Dataset entries:
■ ■ ■ ■ ■ ■ ■
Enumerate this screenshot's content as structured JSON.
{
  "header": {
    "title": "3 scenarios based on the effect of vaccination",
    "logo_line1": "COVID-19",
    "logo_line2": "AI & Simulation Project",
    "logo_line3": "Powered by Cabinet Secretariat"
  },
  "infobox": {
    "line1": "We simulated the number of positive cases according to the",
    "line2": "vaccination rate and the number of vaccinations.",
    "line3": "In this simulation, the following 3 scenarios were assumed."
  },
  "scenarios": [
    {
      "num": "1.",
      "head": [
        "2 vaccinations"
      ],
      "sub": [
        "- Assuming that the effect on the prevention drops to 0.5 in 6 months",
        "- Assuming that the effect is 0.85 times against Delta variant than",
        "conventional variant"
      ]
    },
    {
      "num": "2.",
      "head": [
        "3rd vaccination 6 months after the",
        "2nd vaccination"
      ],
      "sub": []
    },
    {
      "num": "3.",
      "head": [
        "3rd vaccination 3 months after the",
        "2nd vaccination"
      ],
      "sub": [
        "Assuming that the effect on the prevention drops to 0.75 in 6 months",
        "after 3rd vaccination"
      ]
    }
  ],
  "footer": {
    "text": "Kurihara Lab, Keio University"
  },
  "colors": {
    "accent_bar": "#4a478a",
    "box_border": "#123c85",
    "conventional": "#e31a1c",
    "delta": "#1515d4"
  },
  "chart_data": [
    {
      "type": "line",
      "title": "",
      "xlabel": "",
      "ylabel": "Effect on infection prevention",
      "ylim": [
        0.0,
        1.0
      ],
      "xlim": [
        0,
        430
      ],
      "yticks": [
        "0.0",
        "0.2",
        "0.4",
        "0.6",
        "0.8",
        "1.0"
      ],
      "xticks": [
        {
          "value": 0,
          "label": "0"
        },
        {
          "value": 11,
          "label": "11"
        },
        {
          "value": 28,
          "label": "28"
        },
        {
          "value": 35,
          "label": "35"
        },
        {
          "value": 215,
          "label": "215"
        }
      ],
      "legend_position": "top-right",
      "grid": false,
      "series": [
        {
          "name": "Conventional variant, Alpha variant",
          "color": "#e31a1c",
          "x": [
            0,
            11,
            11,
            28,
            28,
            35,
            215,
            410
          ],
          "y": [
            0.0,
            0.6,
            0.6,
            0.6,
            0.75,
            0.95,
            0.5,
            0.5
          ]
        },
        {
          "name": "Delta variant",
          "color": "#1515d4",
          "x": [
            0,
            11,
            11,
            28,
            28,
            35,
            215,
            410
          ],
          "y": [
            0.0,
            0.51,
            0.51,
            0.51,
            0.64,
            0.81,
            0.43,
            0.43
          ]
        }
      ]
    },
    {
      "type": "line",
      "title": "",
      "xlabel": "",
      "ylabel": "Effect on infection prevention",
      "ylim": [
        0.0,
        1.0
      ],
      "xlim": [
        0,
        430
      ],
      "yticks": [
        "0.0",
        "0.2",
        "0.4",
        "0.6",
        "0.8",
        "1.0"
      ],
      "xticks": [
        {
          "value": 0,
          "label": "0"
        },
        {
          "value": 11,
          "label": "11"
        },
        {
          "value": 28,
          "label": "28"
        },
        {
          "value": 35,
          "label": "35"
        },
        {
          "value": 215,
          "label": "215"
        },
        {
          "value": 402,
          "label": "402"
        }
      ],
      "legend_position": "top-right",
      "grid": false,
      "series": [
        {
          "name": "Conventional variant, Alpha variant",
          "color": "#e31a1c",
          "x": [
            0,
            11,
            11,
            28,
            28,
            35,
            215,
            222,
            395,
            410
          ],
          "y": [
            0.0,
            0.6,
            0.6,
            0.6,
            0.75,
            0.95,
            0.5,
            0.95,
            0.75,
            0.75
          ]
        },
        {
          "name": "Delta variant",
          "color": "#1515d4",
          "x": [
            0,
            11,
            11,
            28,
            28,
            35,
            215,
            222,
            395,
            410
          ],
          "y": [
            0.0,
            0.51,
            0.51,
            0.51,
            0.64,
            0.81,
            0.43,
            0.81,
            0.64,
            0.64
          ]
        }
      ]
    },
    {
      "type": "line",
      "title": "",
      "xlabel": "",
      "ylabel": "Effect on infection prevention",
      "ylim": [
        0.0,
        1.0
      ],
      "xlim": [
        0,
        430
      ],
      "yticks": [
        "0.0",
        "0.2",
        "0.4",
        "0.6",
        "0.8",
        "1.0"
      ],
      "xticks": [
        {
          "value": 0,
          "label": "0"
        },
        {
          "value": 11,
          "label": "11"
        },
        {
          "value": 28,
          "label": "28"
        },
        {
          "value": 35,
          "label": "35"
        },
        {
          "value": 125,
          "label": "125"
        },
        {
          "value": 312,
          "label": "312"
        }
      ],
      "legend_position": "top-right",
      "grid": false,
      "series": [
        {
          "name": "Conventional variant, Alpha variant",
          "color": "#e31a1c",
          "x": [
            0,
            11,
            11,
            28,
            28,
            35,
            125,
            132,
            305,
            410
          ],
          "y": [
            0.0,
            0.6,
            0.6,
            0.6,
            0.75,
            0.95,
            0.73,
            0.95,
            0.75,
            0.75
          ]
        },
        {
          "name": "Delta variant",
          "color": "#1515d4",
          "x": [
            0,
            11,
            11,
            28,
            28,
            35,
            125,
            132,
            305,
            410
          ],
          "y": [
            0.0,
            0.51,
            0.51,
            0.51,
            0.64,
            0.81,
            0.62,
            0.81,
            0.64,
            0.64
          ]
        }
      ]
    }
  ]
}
■ ■ ■ ■ ■ ■ ■
Only lines with the word "number" should be collected from the material.

    "line1": "We simulated the number of positive cases according to the",
    "line2": "vaccination rate and the number of vaccinations.",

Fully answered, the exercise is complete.